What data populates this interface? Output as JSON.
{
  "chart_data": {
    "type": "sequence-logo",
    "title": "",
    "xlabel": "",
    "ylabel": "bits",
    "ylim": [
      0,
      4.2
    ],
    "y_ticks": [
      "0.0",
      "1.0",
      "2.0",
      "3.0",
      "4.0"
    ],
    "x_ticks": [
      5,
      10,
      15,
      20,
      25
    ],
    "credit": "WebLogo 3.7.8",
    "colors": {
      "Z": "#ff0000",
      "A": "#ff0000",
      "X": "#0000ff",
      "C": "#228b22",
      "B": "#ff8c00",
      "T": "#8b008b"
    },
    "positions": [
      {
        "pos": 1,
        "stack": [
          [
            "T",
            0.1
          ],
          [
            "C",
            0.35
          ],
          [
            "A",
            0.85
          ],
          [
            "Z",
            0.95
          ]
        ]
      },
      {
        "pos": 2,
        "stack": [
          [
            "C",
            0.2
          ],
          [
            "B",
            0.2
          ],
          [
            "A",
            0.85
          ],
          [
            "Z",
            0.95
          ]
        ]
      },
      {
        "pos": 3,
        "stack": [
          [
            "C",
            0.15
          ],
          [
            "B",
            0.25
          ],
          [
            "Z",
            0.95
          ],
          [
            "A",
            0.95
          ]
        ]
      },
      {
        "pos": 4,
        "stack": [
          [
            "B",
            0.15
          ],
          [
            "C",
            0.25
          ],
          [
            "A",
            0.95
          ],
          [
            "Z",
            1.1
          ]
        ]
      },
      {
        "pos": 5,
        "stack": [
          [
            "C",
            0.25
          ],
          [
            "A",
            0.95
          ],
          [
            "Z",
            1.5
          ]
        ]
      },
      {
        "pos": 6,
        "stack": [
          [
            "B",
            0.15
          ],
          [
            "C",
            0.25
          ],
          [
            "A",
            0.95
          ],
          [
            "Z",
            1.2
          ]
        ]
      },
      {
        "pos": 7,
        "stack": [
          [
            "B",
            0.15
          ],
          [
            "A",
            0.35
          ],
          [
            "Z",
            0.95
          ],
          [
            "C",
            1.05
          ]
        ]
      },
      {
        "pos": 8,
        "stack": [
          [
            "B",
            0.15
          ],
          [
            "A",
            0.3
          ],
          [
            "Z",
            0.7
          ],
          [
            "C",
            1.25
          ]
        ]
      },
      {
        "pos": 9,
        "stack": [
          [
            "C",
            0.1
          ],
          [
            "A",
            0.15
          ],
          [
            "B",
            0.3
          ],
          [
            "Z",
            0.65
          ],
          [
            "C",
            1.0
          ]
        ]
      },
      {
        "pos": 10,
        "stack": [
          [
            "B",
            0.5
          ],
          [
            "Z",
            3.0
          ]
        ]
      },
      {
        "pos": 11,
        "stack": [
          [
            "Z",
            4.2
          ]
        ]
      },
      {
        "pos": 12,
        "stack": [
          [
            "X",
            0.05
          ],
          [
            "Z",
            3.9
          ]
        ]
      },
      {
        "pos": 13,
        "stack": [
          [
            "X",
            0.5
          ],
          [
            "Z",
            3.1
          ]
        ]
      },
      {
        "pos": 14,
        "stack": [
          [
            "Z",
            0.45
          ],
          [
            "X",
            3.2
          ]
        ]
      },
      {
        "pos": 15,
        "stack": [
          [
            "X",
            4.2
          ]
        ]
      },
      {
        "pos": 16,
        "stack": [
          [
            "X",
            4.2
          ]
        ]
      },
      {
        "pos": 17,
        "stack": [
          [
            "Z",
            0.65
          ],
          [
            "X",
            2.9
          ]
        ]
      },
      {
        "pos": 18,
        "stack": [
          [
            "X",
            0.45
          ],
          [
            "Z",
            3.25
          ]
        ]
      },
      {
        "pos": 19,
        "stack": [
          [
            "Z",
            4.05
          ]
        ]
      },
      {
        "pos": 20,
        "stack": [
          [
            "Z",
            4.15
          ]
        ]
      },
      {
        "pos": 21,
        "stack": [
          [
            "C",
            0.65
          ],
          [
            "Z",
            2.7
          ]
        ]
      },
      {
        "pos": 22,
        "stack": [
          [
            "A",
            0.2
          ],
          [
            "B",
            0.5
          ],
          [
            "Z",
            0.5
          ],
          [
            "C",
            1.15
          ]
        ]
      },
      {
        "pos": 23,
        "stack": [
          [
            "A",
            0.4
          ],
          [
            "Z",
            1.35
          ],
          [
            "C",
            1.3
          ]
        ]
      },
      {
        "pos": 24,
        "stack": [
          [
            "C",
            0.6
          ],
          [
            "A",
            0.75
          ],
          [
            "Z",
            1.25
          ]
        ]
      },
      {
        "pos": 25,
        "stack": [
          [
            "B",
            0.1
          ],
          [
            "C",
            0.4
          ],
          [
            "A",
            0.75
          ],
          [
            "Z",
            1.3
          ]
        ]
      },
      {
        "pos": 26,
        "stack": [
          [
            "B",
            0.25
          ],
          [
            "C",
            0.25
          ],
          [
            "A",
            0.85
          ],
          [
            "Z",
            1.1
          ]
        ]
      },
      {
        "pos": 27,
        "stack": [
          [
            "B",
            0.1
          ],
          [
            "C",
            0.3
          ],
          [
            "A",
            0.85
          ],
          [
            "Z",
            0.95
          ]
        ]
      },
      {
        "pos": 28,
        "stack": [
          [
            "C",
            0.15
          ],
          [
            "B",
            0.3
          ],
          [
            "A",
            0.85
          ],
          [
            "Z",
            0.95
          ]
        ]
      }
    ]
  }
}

• • • • •

● **Challenge**: Would you reproduce the material above in full, exactly as given?

● **Reply to the exercise**:
What data populates this interface? Output as JSON.
{
  "chart_data": {
    "type": "sequence-logo",
    "title": "",
    "xlabel": "",
    "ylabel": "bits",
    "ylim": [
      0,
      4.2
    ],
    "y_ticks": [
      "0.0",
      "1.0",
      "2.0",
      "3.0",
      "4.0"
    ],
    "x_ticks": [
      5,
      10,
      15,
      20,
      25
    ],
    "credit": "WebLogo 3.7.8",
    "colors": {
      "Z": "#ff0000",
      "A": "#ff0000",
      "X": "#0000ff",
      "C": "#228b22",
      "B": "#ff8c00",
      "T": "#8b008b"
    },
    "positions": [
      {
        "pos": 1,
        "stack": [
          [
            "T",
            0.1
          ],
          [
            "C",
            0.35
          ],
          [
            "A",
            0.85
          ],
          [
            "Z",
            0.95
          ]
        ]
      },
      {
        "pos": 2,
        "stack": [
          [
            "C",
            0.2
          ],
          [
            "B",
            0.2
          ],
          [
            "A",
            0.85
          ],
          [
            "Z",
            0.95
          ]
        ]
      },
      {
        "pos": 3,
        "stack": [
          [
            "C",
            0.15
          ],
          [
            "B",
            0.25
          ],
          [
            "Z",
            0.95
          ],
          [
            "A",
            0.95
          ]
        ]
      },
      {
        "pos": 4,
        "stack": [
          [
            "B",
            0.15
          ],
          [
            "C",
            0.25
          ],
          [
            "A",
            0.95
          ],
          [
            "Z",
            1.1
          ]
        ]
      },
      {
        "pos": 5,
        "stack": [
          [
            "C",
            0.25
          ],
          [
            "A",
            0.95
          ],
          [
            "Z",
            1.5
          ]
        ]
      },
      {
        "pos": 6,
        "stack": [
          [
            "B",
            0.15
          ],
          [
            "C",
            0.25
          ],
          [
            "A",
            0.95
          ],
          [
            "Z",
            1.2
          ]
        ]
      },
      {
        "pos": 7,
        "stack": [
          [
            "B",
            0.15
          ],
          [
            "A",
            0.35
          ],
          [
            "Z",
            0.95
          ],
          [
            "C",
            1.05
          ]
        ]
      },
      {
        "pos": 8,
        "stack": [
          [
            "B",
            0.15
          ],
          [
            "A",
            0.3
          ],
          [
            "Z",
            0.7
          ],
          [
            "C",
            1.25
          ]
        ]
      },
      {
        "pos": 9,
        "stack": [
          [
            "C",
            0.1
          ],
          [
            "A",
            0.15
          ],
          [
            "B",
            0.3
          ],
          [
            "Z",
            0.65
          ],
          [
            "C",
            1.0
          ]
        ]
      },
      {
        "pos": 10,
        "stack": [
          [
            "B",
            0.5
          ],
          [
            "Z",
            3.0
          ]
        ]
      },
      {
        "pos": 11,
        "stack": [
          [
            "Z",
            4.2
          ]
        ]
      },
      {
        "pos": 12,
        "stack": [
          [
            "X",
            0.05
          ],
          [
            "Z",
            3.9
          ]
        ]
      },
      {
        "pos": 13,
        "stack": [
          [
            "X",
            0.5
          ],
          [
            "Z",
            3.1
          ]
        ]
      },
      {
        "pos": 14,
        "stack": [
          [
            "Z",
            0.45
          ],
          [
            "X",
            3.2
          ]
        ]
      },
      {
        "pos": 15,
        "stack": [
          [
            "X",
            4.2
          ]
        ]
      },
      {
        "pos": 16,
        "stack": [
          [
            "X",
            4.2
          ]
        ]
      },
      {
        "pos": 17,
        "stack": [
          [
            "Z",
            0.65
          ],
          [
            "X",
            2.9
          ]
        ]
      },
      {
        "pos": 18,
        "stack": [
          [
            "X",
            0.45
          ],
          [
            "Z",
            3.25
          ]
        ]
      },
      {
        "pos": 19,
        "stack": [
          [
            "Z",
            4.05
          ]
        ]
      },
      {
        "pos": 20,
        "stack": [
          [
            "Z",
            4.15
          ]
        ]
      },
      {
        "pos": 21,
        "stack": [
          [
            "C",
            0.65
          ],
          [
            "Z",
            2.7
          ]
        ]
      },
      {
        "pos": 22,
        "stack": [
          [
            "A",
            0.2
          ],
          [
            "B",
            0.5
          ],
          [
            "Z",
            0.5
          ],
          [
            "C",
            1.15
          ]
        ]
      },
      {
        "pos": 23,
        "stack": [
          [
            "A",
            0.4
          ],
          [
            "Z",
            1.35
          ],
          [
            "C",
            1.3
          ]
        ]
      },
      {
        "pos": 24,
        "stack": [
          [
            "C",
            0.6
          ],
          [
            "A",
            0.75
          ],
          [
            "Z",
            1.25
          ]
        ]
      },
      {
        "pos": 25,
        "stack": [
          [
            "B",
            0.1
          ],
          [
            "C",
            0.4
          ],
          [
            "A",
            0.75
          ],
          [
            "Z",
            1.3
          ]
        ]
      },
      {
        "pos": 26,
        "stack": [
          [
            "B",
            0.25
          ],
          [
            "C",
            0.25
          ],
          [
            "A",
            0.85
          ],
          [
            "Z",
            1.1
          ]
        ]
      },
      {
        "pos": 27,
        "stack": [
          [
            "B",
            0.1
          ],
          [
            "C",
            0.3
          ],
          [
            "A",
            0.85
          ],
          [
            "Z",
            0.95
          ]
        ]
      },
      {
        "pos": 28,
        "stack": [
          [
            "C",
            0.15
          ],
          [
            "B",
            0.3
          ],
          [
            "A",
            0.85
          ],
          [
            "Z",
            0.95
          ]
        ]
      }
    ]
  }
}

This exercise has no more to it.